• _Source document_:
>>>
A witness is consistent if and only if all of its sub-witnesses are pairwise consistent.

Proof

Let \(w \in [W]\) be a consistent witness. Then for all \(a \in W\) there is a unique value w(a). Thus, for all \(u,v \in V\) with \(w_u,w_v \in w\) holds \(w_u(a)=w(a)=w_v(a)\) if \(a \in W_u \cap W_v\). Consequently, all sub-witnesses are pairwise consistent.

For the other direction, assume all sub-witnesses of \(w \in \llbracket W \rrbracket \) are pairwise consistent. For all \(a \in W\), there is a at least one component, w.l.o.g. \(v \in V\), with \(a \in W_v\) since \(W=\cup _{v \in V} W_v\). For every component \(u \in V\) with \(a \in W_u\) holds \(w_u(a)=w_v(a)\). Hence, \(w \in [W]\) is consistent.

The need for consistency arises because the witness is distributed. Hence, certifying sequential algorithms do not have to deal with consistency (c.f. [19]). As a consequence, checking becomes more challenging for certifying distributed algorithms. To avoid checking consistency of all sub-witnesses pairwise, we restrict ourselves to a connected witness. We define a connected witness over all a-components:

Definition 3

(a-component). If \(a \in W_v\) for a component \(v \in V\), then v is an a-component.

Definition 4

(connected). A witness \(w \in \llbracket W \rrbracket \) is connected if for all \(a \in W\), the sub-graph induced by the the a-components is connected.

In the example shown in Fig. 1, the witness is connected. For instance, the components 2, 3 and 6 are the \(color_6\)-components and they induce a connected sub-graph.

As an example for a witness that is not connected, assume a bipartite network where components belonging to the same partition solve one task together. Moreover, assume a part of this task is agreeing on some choice with one consent (i.e. a consensus problem [17]). In order to verify that all components of one partition agree on their choice, the sub-witness of a component consists of its own choice and of the choices of the components in 1-hop-distance – components that share a neighbor are in 1-hop-distance. For example in Fig. 1, component 3 is in 1-hop-distance of component 2. The components in 1-hop-distance always belong to the same partition. The witness predicate is satisfied if each component agrees on its choice with the components in a 1-hop-distance. The witness is not connected since only components of the same partition share variables in their sub-witnesses, and therefore do not induce a connected subgraph.
<<<
• _Problems to solve_:
(1) In the records, change "callout-dot" to "callout-marker" on each line from the line with "292, 311, 302]" to the line with "84, 636, 144]", and return only those lines with everything else left as it is.
(2) Extend the passage on consistent and connected witnesses by picking up right after its final sentence.
The passage and the records that follow it were taken from unrelated sources.

• _Data provided_:
>>>
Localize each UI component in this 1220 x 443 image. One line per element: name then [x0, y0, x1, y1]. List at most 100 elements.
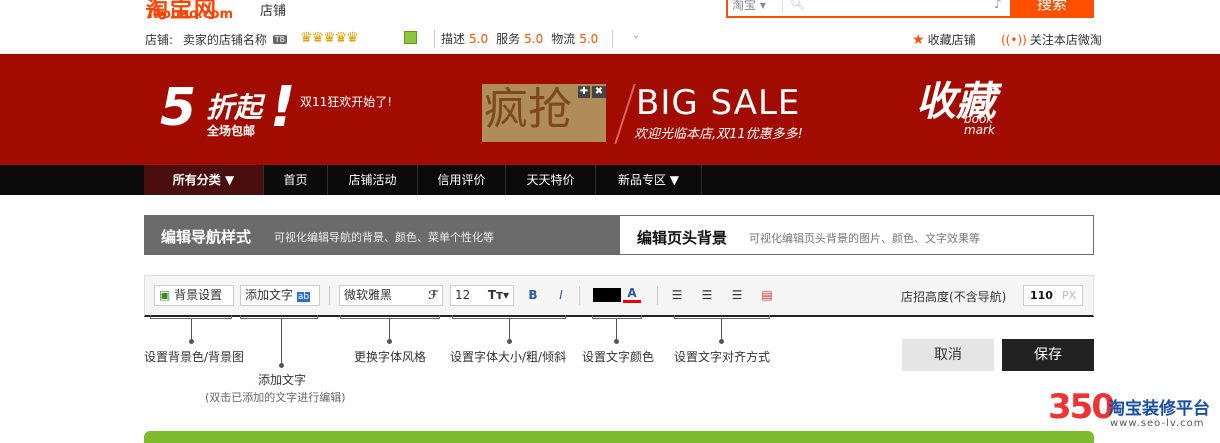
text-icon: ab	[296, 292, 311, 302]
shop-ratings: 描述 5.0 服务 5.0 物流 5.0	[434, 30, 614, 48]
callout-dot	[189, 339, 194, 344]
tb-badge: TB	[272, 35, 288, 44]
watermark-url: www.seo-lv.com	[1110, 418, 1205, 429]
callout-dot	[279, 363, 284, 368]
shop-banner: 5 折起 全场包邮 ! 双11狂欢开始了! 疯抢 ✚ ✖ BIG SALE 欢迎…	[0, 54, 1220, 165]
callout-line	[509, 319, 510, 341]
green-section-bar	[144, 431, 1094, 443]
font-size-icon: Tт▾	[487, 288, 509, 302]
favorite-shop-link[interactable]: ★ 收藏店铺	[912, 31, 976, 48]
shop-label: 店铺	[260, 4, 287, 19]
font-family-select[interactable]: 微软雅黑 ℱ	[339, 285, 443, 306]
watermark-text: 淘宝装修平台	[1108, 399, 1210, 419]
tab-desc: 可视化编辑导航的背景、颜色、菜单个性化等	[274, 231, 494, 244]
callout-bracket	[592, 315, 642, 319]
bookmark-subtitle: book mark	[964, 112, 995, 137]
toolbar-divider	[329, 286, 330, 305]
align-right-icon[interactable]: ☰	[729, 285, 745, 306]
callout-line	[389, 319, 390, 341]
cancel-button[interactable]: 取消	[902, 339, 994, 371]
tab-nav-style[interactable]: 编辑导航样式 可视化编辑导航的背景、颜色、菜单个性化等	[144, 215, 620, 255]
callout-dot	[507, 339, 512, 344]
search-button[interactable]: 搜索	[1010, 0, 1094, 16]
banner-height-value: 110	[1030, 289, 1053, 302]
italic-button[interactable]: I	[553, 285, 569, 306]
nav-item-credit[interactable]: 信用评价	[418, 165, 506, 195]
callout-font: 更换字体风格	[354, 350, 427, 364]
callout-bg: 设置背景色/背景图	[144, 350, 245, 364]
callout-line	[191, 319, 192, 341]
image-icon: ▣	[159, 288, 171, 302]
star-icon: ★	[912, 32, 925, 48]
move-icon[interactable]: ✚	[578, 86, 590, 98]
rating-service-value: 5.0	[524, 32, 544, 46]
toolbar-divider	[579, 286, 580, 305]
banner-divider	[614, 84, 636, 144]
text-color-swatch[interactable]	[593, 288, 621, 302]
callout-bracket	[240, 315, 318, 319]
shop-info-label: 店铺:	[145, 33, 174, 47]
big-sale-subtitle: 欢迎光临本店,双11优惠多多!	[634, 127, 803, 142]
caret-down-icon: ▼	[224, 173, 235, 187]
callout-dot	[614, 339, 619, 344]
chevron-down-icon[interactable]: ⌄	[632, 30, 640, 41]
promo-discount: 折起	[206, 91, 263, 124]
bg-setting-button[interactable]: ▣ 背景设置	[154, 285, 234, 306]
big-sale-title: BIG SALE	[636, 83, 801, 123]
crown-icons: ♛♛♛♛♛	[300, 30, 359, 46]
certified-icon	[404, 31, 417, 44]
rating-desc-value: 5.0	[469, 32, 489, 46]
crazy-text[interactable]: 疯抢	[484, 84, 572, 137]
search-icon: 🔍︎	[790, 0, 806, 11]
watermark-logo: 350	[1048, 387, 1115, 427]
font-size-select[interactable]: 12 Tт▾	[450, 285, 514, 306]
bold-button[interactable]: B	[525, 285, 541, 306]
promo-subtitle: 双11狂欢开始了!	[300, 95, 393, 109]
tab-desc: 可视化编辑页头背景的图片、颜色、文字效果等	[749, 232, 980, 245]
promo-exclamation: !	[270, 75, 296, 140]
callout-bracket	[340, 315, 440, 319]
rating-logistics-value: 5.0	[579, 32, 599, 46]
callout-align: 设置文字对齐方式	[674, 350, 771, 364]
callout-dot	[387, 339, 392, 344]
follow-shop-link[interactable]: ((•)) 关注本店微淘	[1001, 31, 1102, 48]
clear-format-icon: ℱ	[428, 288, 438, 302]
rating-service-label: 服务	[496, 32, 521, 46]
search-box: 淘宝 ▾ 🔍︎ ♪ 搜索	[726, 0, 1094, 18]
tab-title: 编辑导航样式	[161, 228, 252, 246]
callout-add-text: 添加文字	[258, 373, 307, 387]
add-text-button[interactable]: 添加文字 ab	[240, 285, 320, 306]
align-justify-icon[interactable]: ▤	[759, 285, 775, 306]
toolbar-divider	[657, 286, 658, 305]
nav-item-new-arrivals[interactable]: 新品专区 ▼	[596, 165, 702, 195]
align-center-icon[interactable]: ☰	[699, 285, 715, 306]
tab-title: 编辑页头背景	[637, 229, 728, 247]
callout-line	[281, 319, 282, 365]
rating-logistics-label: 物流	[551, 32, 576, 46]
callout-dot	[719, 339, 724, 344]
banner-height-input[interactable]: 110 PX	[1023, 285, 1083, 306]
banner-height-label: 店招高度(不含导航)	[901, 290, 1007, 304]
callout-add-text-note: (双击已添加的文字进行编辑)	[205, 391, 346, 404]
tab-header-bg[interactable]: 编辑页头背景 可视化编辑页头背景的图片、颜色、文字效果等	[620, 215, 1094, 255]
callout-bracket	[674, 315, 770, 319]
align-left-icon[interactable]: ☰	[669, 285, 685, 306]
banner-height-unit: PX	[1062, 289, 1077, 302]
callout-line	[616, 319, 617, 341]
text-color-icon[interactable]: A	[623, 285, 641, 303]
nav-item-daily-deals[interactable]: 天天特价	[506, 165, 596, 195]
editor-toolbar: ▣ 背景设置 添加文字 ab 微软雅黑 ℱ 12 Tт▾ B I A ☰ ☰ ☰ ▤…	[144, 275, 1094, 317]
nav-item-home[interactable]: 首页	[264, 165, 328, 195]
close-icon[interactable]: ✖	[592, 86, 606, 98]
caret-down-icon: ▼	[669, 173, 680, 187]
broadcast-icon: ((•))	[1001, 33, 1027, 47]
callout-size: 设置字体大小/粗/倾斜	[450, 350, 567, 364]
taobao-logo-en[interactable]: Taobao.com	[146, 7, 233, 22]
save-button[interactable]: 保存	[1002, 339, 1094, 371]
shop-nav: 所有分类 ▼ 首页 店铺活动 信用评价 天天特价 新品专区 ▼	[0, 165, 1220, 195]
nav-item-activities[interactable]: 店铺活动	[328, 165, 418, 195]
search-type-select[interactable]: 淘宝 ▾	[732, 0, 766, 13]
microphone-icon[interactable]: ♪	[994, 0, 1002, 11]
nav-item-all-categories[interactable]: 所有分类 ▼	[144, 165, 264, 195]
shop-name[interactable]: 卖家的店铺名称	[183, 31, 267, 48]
<<<
• _Responses per task_:
(1)
text-icon: ab	[296, 292, 311, 302]
shop-ratings: 描述 5.0 服务 5.0 物流 5.0	[434, 30, 614, 48]
callout-marker	[189, 339, 194, 344]
tb-badge: TB	[272, 35, 288, 44]
watermark-url: www.seo-lv.com	[1110, 418, 1205, 429]
callout-marker	[279, 363, 284, 368]
shop-banner: 5 折起 全场包邮 ! 双11狂欢开始了! 疯抢 ✚ ✖ BIG SALE 欢迎…	[0, 54, 1220, 165]
callout-line	[509, 319, 510, 341]
green-section-bar	[144, 431, 1094, 443]
font-size-icon: Tт▾	[487, 288, 509, 302]
favorite-shop-link[interactable]: ★ 收藏店铺	[912, 31, 976, 48]
shop-label: 店铺	[260, 4, 287, 19]
font-family-select[interactable]: 微软雅黑 ℱ	[339, 285, 443, 306]
watermark-text: 淘宝装修平台	[1108, 399, 1210, 419]
tab-desc: 可视化编辑导航的背景、颜色、菜单个性化等	[274, 231, 494, 244]
callout-bracket	[592, 315, 642, 319]
bookmark-subtitle: book mark	[964, 112, 995, 137]
toolbar-divider	[329, 286, 330, 305]
align-right-icon[interactable]: ☰	[729, 285, 745, 306]
callout-line	[389, 319, 390, 341]
cancel-button[interactable]: 取消	[902, 339, 994, 371]
tab-nav-style[interactable]: 编辑导航样式 可视化编辑导航的背景、颜色、菜单个性化等	[144, 215, 620, 255]
callout-marker	[507, 339, 512, 344]
search-button[interactable]: 搜索	[1010, 0, 1094, 16]
banner-height-value: 110	[1030, 289, 1053, 302]
italic-button[interactable]: I	[553, 285, 569, 306]
nav-item-credit[interactable]: 信用评价	[418, 165, 506, 195]
callout-font: 更换字体风格	[354, 350, 427, 364]
callout-bg: 设置背景色/背景图	[144, 350, 245, 364]
callout-line	[191, 319, 192, 341]
image-icon: ▣	[159, 288, 171, 302]
star-icon: ★	[912, 32, 925, 48]
move-icon[interactable]: ✚	[578, 86, 590, 98]
rating-service-value: 5.0	[524, 32, 544, 46]
toolbar-divider	[579, 286, 580, 305]
banner-divider	[614, 84, 636, 144]

(2)
Lemma 2

Let \(\varGamma \subseteq \llbracket I \rrbracket \times \llbracket O \rrbracket \times \llbracket W \rrbracket \) be a predicate. For every triple \((i,o,w) \in \varGamma \) where w is not connected, there is a triple \((i,o,w) \in \varGamma \) where \(w'\) is connected.

Proof

Since \(w \in \llbracket W \rrbracket \) is not connected, there are components \(u, v \in V\) with \(a \in W_u \cap W_v\) such that there is no path \(p=(u,x_1,x_2,...,x_m,v)\) between u and v with all components \(x_l\) on the path having \(a \in W_{x_l}\) for \(l=1,2,..,m\).

We construct a connected witness \(w'\) from w. We add for each such outlined pair of components uv on one path between u and v the missing variables \(a \in W_u \cap W_v\). W.l.o.g. let this path be \(p=(u,x_1,x_2,...,x_m,v)\). For each component \(x_l\) for \(l=1,2,...,m\) is \(W'_{x_l} := W_{x_l} \cup \{a\}\). It follows that \(w'\) is connected.

To ensure \((i,o,w') \in \varGamma \), we construct the sub-witnesses \(w'_{x_l}\) by adding the assignments of u (or analogously v): \(w'_{x_l} := w_{x_l} \cup \{(a,w_u(a))|a \in W'_{x_l} \setminus W_{x_l}\}\) for all \(l=1,2,...,m\). Since w and \(w'\) are the union of the sub-witnesses, it holds \(w=w'\), and therefore \((i,o,w') \in \varGamma \).

For a connected witness, it is sufficient to check the consistency in each neighborhood.

Definition 5

(consistent neighborhood). Let \(w \in \llbracket W \rrbracket \) be a witness. \(v \in V\) has a consistent neighborhood if and only if for all neighbors u of v holds the sub-witnesses \(w_v \subseteq w\) and \(w_u \subseteq w\) are consistent.

Theorem 1

Let \(w \in \llbracket W \rrbracket \) be a connected witness. w is consistent if and only if the neighborhood is consistent for all \(v \in V\).

Proof

If w is consistent, then it follows from Lemma 1 that all sub-witnesses of w are pairwise consistent. Thus, for each \(v \in V\) the neighborhood is consistent.

For the other direction, let \(u,v \in V\) with \(a \in W_u \cap W_v\). From the definition of a connected witness follows, there exists a path between the a-components u and v over a-components. Since on this path all neighboring components are consistent, it follows by transitivity that u and v are consistent. Thus, the witness w is consistent.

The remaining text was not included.